*Exercise goal*
Without changing a character, return the entries, but not the images they hold.

*Input*
* * *

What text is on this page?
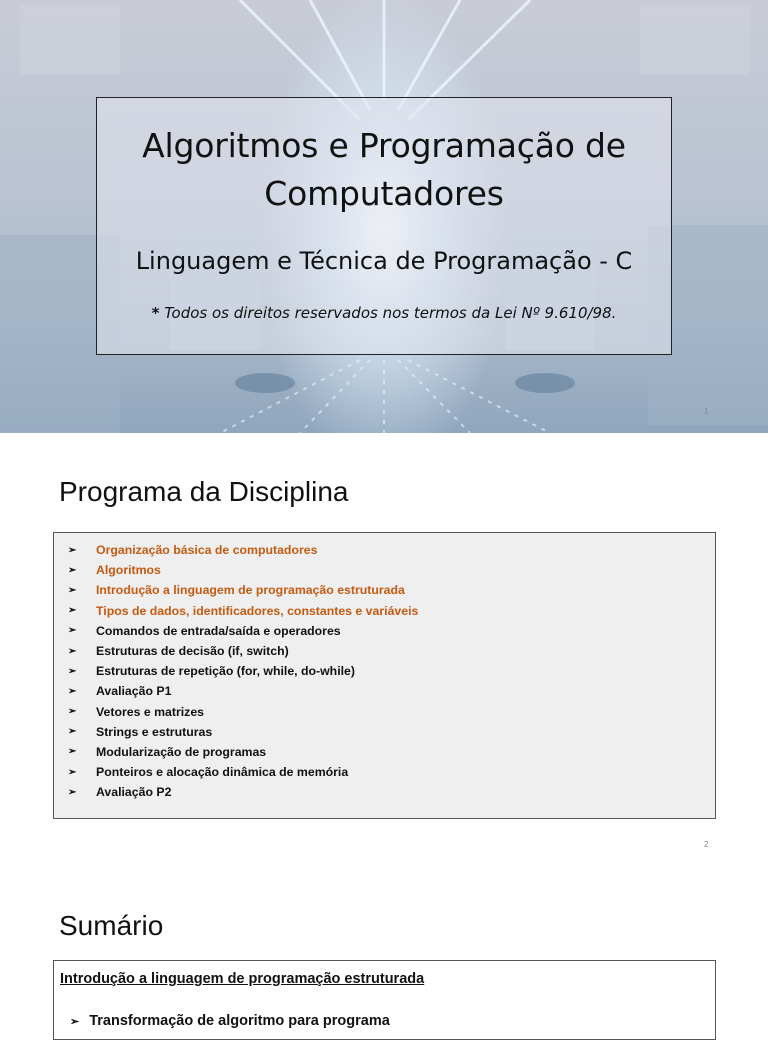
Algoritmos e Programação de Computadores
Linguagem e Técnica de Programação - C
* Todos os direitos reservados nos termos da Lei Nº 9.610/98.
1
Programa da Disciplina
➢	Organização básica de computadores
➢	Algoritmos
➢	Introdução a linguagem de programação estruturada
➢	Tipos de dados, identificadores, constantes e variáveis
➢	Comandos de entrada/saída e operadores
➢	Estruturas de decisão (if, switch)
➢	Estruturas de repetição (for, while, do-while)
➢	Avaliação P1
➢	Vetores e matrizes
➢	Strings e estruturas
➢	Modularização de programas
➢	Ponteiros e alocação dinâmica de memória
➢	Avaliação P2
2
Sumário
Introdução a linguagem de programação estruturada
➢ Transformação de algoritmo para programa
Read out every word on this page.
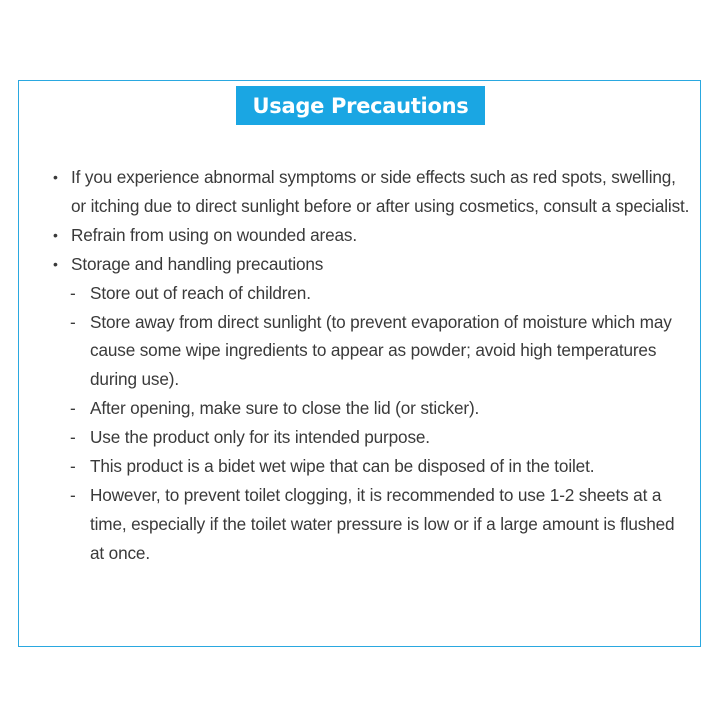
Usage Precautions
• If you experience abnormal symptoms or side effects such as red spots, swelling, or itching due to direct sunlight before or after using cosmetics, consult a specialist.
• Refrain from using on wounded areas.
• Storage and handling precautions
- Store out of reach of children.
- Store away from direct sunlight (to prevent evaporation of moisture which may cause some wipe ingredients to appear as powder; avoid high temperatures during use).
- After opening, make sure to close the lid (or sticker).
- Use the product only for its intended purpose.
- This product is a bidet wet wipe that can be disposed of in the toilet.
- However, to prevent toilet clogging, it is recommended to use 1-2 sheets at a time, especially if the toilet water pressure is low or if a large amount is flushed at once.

* * *

*Answer to the exercise*
What text is on this page?
Algoritmos e Programação de Computadores
Linguagem e Técnica de Programação - C
* Todos os direitos reservados nos termos da Lei Nº 9.610/98.
1
Programa da Disciplina
➢	Organização básica de computadores
➢	Algoritmos
➢	Introdução a linguagem de programação estruturada
➢	Tipos de dados, identificadores, constantes e variáveis
➢	Comandos de entrada/saída e operadores
➢	Estruturas de decisão (if, switch)
➢	Estruturas de repetição (for, while, do-while)
➢	Avaliação P1
➢	Vetores e matrizes
➢	Strings e estruturas
➢	Modularização de programas
➢	Ponteiros e alocação dinâmica de memória
➢	Avaliação P2
2
Sumário
Introdução a linguagem de programação estruturada
➢ Transformação de algoritmo para programa
Read out every word on this page.
Usage Precautions
• If you experience abnormal symptoms or side effects such as red spots, swelling, or itching due to direct sunlight before or after using cosmetics, consult a specialist.
• Refrain from using on wounded areas.
• Storage and handling precautions
- Store out of reach of children.
- Store away from direct sunlight (to prevent evaporation of moisture which may cause some wipe ingredients to appear as powder; avoid high temperatures during use).
- After opening, make sure to close the lid (or sticker).
- Use the product only for its intended purpose.
- This product is a bidet wet wipe that can be disposed of in the toilet.
- However, to prevent toilet clogging, it is recommended to use 1-2 sheets at a time, especially if the toilet water pressure is low or if a large amount is flushed at once.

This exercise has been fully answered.